GIVEN REQUEST: Go through the records underneath and write each one out again exactly.

%%

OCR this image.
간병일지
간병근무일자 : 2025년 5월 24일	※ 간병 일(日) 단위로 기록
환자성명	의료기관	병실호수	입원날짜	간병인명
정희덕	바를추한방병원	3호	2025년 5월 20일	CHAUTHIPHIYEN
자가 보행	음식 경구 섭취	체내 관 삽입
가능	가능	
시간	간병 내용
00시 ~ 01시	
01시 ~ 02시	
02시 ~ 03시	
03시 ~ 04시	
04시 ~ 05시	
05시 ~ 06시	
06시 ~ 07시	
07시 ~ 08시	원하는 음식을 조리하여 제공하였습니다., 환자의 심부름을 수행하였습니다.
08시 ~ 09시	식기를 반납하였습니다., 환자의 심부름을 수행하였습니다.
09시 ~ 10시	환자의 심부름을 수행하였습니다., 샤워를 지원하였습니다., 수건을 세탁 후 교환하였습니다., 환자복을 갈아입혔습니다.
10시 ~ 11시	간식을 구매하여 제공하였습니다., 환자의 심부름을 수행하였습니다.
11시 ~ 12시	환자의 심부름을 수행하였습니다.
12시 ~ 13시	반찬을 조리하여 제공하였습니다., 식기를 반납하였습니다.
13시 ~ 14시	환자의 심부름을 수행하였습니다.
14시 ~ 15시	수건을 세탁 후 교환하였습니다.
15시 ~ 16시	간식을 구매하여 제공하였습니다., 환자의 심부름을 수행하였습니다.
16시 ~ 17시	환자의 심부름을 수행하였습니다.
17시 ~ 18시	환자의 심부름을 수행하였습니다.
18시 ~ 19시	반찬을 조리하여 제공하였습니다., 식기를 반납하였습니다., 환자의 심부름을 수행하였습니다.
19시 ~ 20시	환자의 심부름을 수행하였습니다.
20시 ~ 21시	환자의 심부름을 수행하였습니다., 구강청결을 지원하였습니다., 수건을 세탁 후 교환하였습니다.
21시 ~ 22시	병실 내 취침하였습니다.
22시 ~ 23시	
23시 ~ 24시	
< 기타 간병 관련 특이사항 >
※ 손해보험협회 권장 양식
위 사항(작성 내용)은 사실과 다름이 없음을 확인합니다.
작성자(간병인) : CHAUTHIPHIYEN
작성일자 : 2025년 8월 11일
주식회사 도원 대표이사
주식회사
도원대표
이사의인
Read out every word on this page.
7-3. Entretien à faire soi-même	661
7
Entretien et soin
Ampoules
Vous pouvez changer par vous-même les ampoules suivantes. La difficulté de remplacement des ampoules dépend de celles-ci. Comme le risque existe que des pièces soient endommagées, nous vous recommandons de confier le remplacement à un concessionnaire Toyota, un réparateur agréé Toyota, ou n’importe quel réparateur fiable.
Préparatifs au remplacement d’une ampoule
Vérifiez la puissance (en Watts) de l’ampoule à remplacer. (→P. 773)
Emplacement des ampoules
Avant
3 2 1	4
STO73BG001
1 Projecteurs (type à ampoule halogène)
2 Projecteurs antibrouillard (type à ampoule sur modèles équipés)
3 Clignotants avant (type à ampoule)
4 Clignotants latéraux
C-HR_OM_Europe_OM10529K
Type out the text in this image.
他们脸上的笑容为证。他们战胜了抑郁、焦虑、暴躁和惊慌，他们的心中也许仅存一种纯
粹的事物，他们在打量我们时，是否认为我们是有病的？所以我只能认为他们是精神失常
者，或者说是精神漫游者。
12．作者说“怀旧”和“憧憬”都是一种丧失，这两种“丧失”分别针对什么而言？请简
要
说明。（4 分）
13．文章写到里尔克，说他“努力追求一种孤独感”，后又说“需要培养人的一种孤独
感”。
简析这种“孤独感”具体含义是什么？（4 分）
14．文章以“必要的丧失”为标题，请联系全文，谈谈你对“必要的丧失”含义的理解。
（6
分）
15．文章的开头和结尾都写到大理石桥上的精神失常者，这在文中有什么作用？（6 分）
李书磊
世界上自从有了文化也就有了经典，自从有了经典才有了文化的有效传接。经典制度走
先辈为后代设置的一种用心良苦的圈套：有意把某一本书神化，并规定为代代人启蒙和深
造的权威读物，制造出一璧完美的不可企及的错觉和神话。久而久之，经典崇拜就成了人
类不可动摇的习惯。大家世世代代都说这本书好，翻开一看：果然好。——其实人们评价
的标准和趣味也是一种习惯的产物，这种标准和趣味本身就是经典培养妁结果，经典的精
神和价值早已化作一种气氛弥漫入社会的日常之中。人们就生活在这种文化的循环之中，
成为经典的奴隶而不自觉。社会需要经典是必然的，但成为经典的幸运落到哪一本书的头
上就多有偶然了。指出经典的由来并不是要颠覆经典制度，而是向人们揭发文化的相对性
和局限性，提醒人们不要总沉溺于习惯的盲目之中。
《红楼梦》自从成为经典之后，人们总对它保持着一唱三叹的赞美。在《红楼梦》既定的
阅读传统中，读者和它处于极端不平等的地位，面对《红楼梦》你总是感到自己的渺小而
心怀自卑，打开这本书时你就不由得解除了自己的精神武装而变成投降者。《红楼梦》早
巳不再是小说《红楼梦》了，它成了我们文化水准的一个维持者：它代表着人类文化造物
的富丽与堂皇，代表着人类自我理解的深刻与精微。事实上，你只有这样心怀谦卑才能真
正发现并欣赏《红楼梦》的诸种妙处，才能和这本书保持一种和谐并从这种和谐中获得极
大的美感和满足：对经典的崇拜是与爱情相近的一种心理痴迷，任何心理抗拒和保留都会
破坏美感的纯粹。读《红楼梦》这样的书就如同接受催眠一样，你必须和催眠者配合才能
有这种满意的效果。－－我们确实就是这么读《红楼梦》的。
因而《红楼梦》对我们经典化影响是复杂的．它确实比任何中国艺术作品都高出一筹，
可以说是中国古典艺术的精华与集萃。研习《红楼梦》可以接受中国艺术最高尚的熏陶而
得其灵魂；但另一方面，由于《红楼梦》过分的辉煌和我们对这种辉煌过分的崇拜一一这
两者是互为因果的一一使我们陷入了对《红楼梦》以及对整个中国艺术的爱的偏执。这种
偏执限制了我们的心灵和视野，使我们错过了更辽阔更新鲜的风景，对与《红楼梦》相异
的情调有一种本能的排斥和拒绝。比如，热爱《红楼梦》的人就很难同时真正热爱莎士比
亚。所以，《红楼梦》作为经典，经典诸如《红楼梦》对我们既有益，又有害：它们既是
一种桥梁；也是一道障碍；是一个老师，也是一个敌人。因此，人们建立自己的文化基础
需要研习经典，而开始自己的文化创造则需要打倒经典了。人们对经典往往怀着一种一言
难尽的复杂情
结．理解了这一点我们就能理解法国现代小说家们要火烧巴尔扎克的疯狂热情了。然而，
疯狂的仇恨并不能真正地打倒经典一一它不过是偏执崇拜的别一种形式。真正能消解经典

%%

SOLUTION TO THIS EXERCISE:
OCR this image.
간병일지
간병근무일자 : 2025년 5월 24일	※ 간병 일(日) 단위로 기록
환자성명	의료기관	병실호수	입원날짜	간병인명
정희덕	바를추한방병원	3호	2025년 5월 20일	CHAUTHIPHIYEN
자가 보행	음식 경구 섭취	체내 관 삽입
가능	가능	
시간	간병 내용
00시 ~ 01시	
01시 ~ 02시	
02시 ~ 03시	
03시 ~ 04시	
04시 ~ 05시	
05시 ~ 06시	
06시 ~ 07시	
07시 ~ 08시	원하는 음식을 조리하여 제공하였습니다., 환자의 심부름을 수행하였습니다.
08시 ~ 09시	식기를 반납하였습니다., 환자의 심부름을 수행하였습니다.
09시 ~ 10시	환자의 심부름을 수행하였습니다., 샤워를 지원하였습니다., 수건을 세탁 후 교환하였습니다., 환자복을 갈아입혔습니다.
10시 ~ 11시	간식을 구매하여 제공하였습니다., 환자의 심부름을 수행하였습니다.
11시 ~ 12시	환자의 심부름을 수행하였습니다.
12시 ~ 13시	반찬을 조리하여 제공하였습니다., 식기를 반납하였습니다.
13시 ~ 14시	환자의 심부름을 수행하였습니다.
14시 ~ 15시	수건을 세탁 후 교환하였습니다.
15시 ~ 16시	간식을 구매하여 제공하였습니다., 환자의 심부름을 수행하였습니다.
16시 ~ 17시	환자의 심부름을 수행하였습니다.
17시 ~ 18시	환자의 심부름을 수행하였습니다.
18시 ~ 19시	반찬을 조리하여 제공하였습니다., 식기를 반납하였습니다., 환자의 심부름을 수행하였습니다.
19시 ~ 20시	환자의 심부름을 수행하였습니다.
20시 ~ 21시	환자의 심부름을 수행하였습니다., 구강청결을 지원하였습니다., 수건을 세탁 후 교환하였습니다.
21시 ~ 22시	병실 내 취침하였습니다.
22시 ~ 23시	
23시 ~ 24시	
< 기타 간병 관련 특이사항 >
※ 손해보험협회 권장 양식
위 사항(작성 내용)은 사실과 다름이 없음을 확인합니다.
작성자(간병인) : CHAUTHIPHIYEN
작성일자 : 2025년 8월 11일
주식회사 도원 대표이사
주식회사
도원대표
이사의인
Read out every word on this page.
7-3. Entretien à faire soi-même	661
7
Entretien et soin
Ampoules
Vous pouvez changer par vous-même les ampoules suivantes. La difficulté de remplacement des ampoules dépend de celles-ci. Comme le risque existe que des pièces soient endommagées, nous vous recommandons de confier le remplacement à un concessionnaire Toyota, un réparateur agréé Toyota, ou n’importe quel réparateur fiable.
Préparatifs au remplacement d’une ampoule
Vérifiez la puissance (en Watts) de l’ampoule à remplacer. (→P. 773)
Emplacement des ampoules
Avant
3 2 1	4
STO73BG001
1 Projecteurs (type à ampoule halogène)
2 Projecteurs antibrouillard (type à ampoule sur modèles équipés)
3 Clignotants avant (type à ampoule)
4 Clignotants latéraux
C-HR_OM_Europe_OM10529K
Type out the text in this image.
他们脸上的笑容为证。他们战胜了抑郁、焦虑、暴躁和惊慌，他们的心中也许仅存一种纯
粹的事物，他们在打量我们时，是否认为我们是有病的？所以我只能认为他们是精神失常
者，或者说是精神漫游者。
12．作者说“怀旧”和“憧憬”都是一种丧失，这两种“丧失”分别针对什么而言？请简
要
说明。（4 分）
13．文章写到里尔克，说他“努力追求一种孤独感”，后又说“需要培养人的一种孤独
感”。
简析这种“孤独感”具体含义是什么？（4 分）
14．文章以“必要的丧失”为标题，请联系全文，谈谈你对“必要的丧失”含义的理解。
（6
分）
15．文章的开头和结尾都写到大理石桥上的精神失常者，这在文中有什么作用？（6 分）
李书磊
世界上自从有了文化也就有了经典，自从有了经典才有了文化的有效传接。经典制度走
先辈为后代设置的一种用心良苦的圈套：有意把某一本书神化，并规定为代代人启蒙和深
造的权威读物，制造出一璧完美的不可企及的错觉和神话。久而久之，经典崇拜就成了人
类不可动摇的习惯。大家世世代代都说这本书好，翻开一看：果然好。——其实人们评价
的标准和趣味也是一种习惯的产物，这种标准和趣味本身就是经典培养妁结果，经典的精
神和价值早已化作一种气氛弥漫入社会的日常之中。人们就生活在这种文化的循环之中，
成为经典的奴隶而不自觉。社会需要经典是必然的，但成为经典的幸运落到哪一本书的头
上就多有偶然了。指出经典的由来并不是要颠覆经典制度，而是向人们揭发文化的相对性
和局限性，提醒人们不要总沉溺于习惯的盲目之中。
《红楼梦》自从成为经典之后，人们总对它保持着一唱三叹的赞美。在《红楼梦》既定的
阅读传统中，读者和它处于极端不平等的地位，面对《红楼梦》你总是感到自己的渺小而
心怀自卑，打开这本书时你就不由得解除了自己的精神武装而变成投降者。《红楼梦》早
巳不再是小说《红楼梦》了，它成了我们文化水准的一个维持者：它代表着人类文化造物
的富丽与堂皇，代表着人类自我理解的深刻与精微。事实上，你只有这样心怀谦卑才能真
正发现并欣赏《红楼梦》的诸种妙处，才能和这本书保持一种和谐并从这种和谐中获得极
大的美感和满足：对经典的崇拜是与爱情相近的一种心理痴迷，任何心理抗拒和保留都会
破坏美感的纯粹。读《红楼梦》这样的书就如同接受催眠一样，你必须和催眠者配合才能
有这种满意的效果。－－我们确实就是这么读《红楼梦》的。
因而《红楼梦》对我们经典化影响是复杂的．它确实比任何中国艺术作品都高出一筹，
可以说是中国古典艺术的精华与集萃。研习《红楼梦》可以接受中国艺术最高尚的熏陶而
得其灵魂；但另一方面，由于《红楼梦》过分的辉煌和我们对这种辉煌过分的崇拜一一这
两者是互为因果的一一使我们陷入了对《红楼梦》以及对整个中国艺术的爱的偏执。这种
偏执限制了我们的心灵和视野，使我们错过了更辽阔更新鲜的风景，对与《红楼梦》相异
的情调有一种本能的排斥和拒绝。比如，热爱《红楼梦》的人就很难同时真正热爱莎士比
亚。所以，《红楼梦》作为经典，经典诸如《红楼梦》对我们既有益，又有害：它们既是
一种桥梁；也是一道障碍；是一个老师，也是一个敌人。因此，人们建立自己的文化基础
需要研习经典，而开始自己的文化创造则需要打倒经典了。人们对经典往往怀着一种一言
难尽的复杂情
结．理解了这一点我们就能理解法国现代小说家们要火烧巴尔扎克的疯狂热情了。然而，
疯狂的仇恨并不能真正地打倒经典一一它不过是偏执崇拜的别一种形式。真正能消解经典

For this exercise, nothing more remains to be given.